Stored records
# # # #

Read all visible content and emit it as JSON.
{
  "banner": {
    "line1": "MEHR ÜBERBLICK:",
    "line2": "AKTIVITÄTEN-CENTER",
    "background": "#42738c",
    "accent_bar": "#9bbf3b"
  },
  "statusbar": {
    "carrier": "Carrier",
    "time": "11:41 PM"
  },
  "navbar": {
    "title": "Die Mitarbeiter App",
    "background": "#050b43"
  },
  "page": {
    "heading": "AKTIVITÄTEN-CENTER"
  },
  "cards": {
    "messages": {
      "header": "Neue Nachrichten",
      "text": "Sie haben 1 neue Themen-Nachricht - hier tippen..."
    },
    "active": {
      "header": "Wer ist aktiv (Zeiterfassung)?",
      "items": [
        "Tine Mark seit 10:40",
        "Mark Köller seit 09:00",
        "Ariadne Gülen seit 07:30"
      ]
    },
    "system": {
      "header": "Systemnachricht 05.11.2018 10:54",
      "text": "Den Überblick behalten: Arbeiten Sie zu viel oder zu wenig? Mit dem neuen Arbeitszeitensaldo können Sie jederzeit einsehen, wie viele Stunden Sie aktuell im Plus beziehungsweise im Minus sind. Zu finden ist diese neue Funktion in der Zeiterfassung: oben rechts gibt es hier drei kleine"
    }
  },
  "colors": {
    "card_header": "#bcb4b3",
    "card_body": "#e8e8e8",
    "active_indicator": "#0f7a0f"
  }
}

# # # #

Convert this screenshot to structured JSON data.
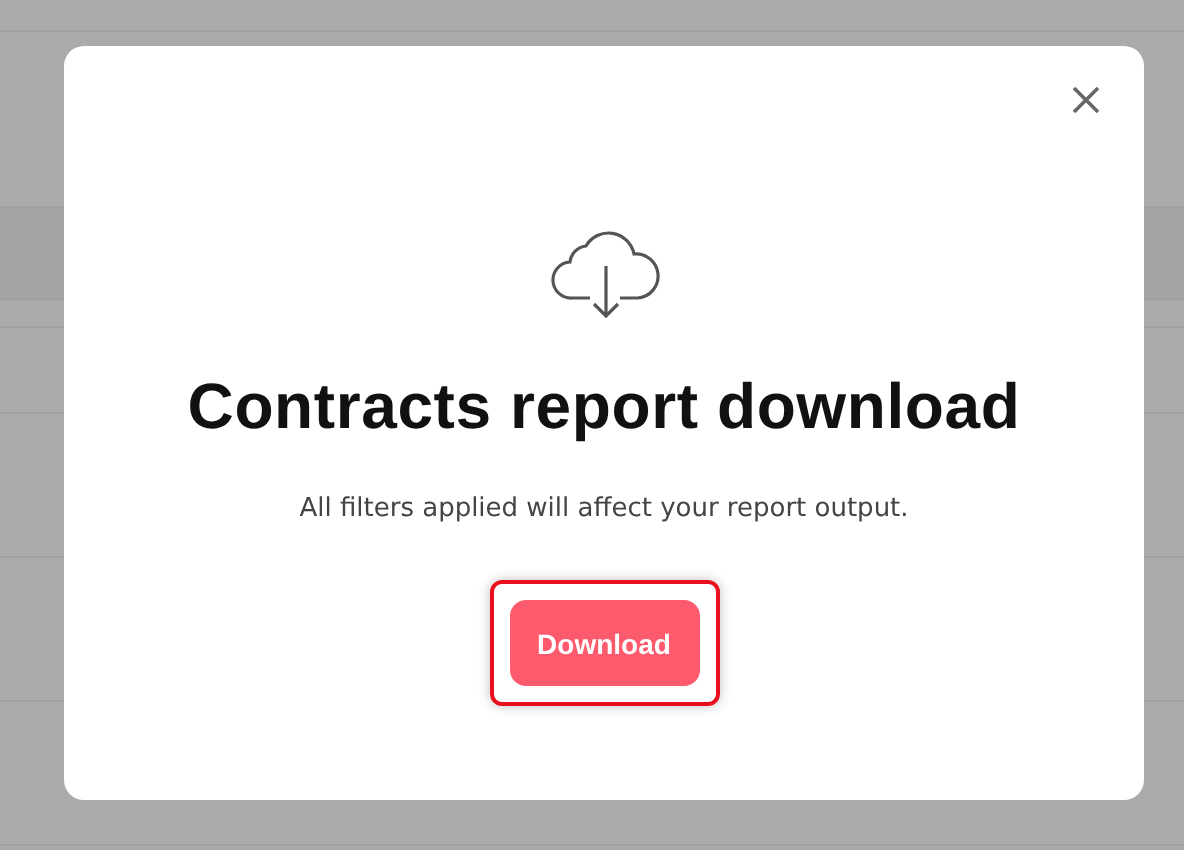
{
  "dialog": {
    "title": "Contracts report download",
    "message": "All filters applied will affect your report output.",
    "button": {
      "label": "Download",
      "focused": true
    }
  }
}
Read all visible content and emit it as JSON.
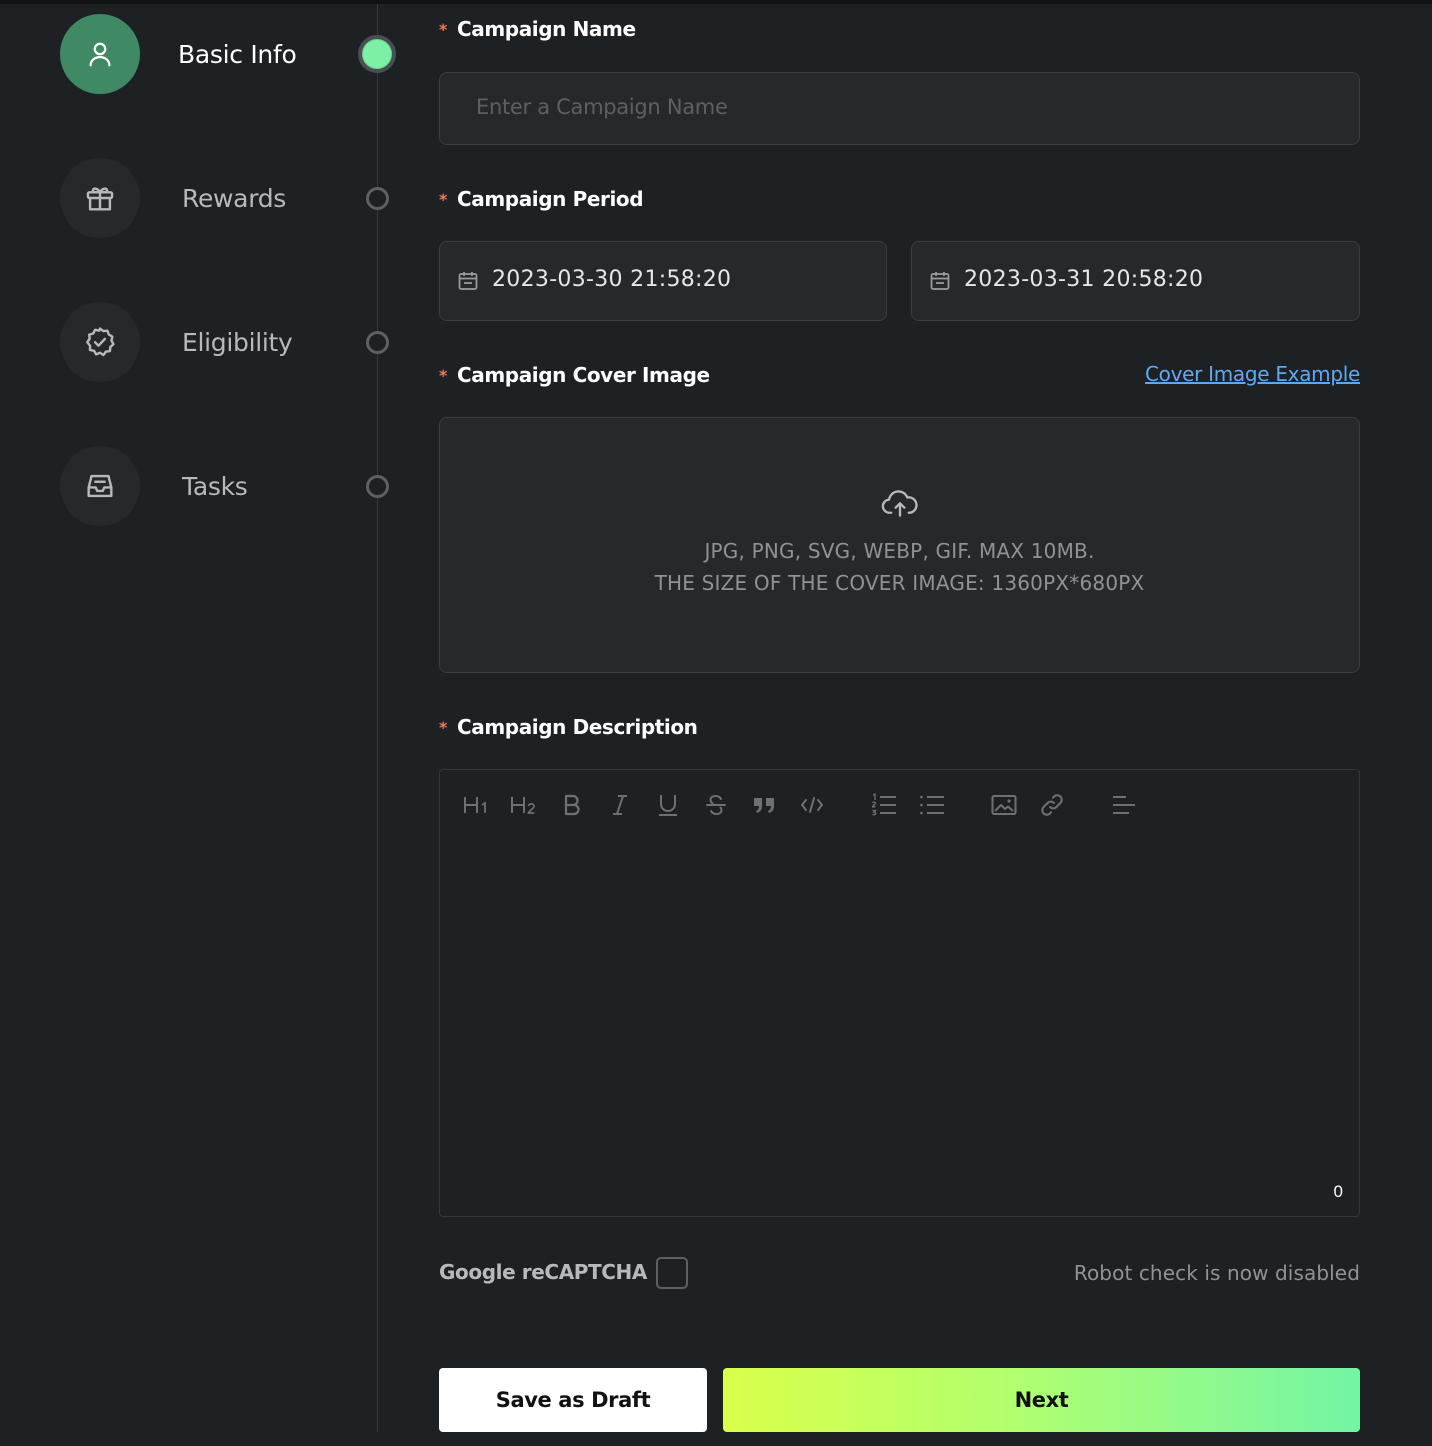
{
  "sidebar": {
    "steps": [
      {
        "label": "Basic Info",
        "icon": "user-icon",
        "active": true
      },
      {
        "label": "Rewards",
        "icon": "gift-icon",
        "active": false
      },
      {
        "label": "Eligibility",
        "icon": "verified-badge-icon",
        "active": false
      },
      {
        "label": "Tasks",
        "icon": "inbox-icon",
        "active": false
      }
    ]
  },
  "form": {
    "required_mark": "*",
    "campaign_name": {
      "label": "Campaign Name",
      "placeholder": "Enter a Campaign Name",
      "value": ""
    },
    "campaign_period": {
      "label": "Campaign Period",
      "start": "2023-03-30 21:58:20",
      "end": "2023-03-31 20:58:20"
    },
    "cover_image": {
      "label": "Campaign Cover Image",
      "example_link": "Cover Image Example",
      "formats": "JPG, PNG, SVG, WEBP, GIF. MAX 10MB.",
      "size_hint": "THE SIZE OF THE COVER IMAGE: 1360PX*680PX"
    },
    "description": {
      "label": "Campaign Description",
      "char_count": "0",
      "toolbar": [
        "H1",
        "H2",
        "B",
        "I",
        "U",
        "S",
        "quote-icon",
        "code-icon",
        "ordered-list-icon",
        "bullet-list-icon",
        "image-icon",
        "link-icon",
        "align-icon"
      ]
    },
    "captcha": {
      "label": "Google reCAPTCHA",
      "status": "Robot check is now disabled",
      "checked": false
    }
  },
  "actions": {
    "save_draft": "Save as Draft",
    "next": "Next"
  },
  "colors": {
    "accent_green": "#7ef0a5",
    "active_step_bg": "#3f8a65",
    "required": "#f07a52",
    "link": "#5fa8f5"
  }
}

# # # #

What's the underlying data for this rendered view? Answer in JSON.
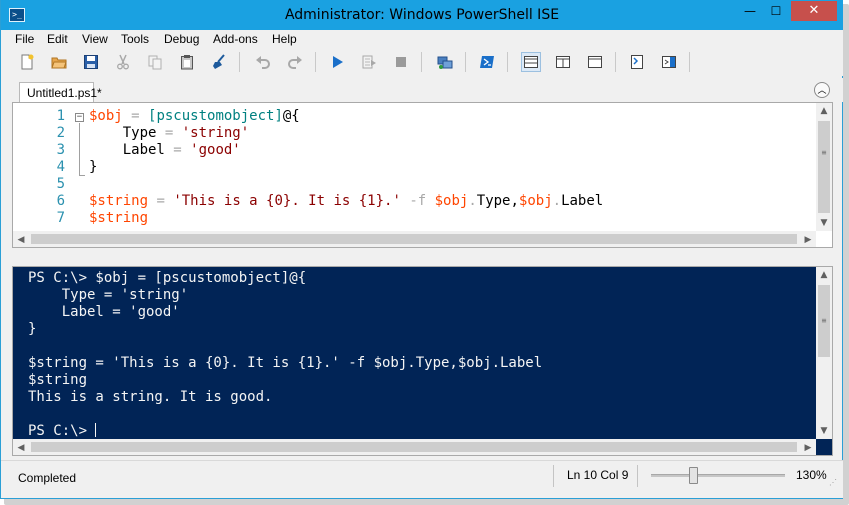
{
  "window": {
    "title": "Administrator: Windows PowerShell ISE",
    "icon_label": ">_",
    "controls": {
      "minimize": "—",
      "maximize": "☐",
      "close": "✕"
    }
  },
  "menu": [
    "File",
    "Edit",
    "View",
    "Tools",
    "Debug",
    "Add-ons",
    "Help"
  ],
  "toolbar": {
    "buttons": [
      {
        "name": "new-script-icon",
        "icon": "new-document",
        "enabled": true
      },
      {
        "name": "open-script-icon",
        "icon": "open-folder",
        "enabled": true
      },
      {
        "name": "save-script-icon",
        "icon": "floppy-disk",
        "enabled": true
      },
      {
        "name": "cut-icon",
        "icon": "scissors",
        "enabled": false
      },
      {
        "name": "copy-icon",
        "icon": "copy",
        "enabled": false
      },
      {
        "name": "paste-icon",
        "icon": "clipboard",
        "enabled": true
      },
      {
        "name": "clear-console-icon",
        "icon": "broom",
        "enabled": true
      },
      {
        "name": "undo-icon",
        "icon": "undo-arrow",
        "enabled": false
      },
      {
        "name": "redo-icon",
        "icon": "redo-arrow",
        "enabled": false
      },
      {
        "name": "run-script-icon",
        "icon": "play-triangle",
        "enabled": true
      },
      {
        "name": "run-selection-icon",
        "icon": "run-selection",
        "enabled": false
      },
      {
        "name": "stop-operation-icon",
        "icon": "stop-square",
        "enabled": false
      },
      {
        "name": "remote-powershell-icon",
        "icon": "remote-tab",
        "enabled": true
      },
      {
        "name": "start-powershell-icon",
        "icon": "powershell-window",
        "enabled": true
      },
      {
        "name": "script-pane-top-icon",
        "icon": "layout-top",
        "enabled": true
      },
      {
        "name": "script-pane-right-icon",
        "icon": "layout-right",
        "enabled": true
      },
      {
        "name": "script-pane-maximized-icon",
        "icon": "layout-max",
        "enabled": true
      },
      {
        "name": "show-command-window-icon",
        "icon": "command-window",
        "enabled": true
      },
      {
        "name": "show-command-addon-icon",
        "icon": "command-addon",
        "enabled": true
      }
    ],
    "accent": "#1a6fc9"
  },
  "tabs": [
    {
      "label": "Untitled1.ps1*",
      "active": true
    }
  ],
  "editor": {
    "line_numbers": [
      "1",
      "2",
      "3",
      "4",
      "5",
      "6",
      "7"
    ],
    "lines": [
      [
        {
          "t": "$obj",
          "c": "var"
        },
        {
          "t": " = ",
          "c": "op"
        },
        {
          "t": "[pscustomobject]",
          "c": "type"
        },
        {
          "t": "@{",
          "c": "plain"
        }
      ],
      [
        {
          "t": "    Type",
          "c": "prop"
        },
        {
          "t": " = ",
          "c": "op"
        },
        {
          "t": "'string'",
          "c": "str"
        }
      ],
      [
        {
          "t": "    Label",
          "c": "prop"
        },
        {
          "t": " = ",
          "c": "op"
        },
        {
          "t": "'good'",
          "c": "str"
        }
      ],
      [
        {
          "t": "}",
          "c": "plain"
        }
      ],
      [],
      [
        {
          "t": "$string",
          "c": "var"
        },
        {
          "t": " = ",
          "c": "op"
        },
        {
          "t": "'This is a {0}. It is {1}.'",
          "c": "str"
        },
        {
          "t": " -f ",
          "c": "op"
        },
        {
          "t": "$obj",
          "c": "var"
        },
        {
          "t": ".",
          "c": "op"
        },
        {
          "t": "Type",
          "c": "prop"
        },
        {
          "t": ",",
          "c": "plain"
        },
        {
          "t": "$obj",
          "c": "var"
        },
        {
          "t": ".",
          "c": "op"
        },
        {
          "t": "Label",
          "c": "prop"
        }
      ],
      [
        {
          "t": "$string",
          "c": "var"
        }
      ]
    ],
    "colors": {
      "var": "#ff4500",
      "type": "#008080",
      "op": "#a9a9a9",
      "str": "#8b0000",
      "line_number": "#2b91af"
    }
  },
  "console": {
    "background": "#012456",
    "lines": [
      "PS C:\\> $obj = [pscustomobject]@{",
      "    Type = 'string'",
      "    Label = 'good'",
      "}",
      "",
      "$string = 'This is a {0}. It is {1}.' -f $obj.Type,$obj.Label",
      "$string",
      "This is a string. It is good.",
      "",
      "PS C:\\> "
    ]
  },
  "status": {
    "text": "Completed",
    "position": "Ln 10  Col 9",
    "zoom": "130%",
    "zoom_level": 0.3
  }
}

# # # #

◆ TASK DESCRIPTION
In the listing, how many lines hold "background"? Answer with a bare number.

◆ REPLY
3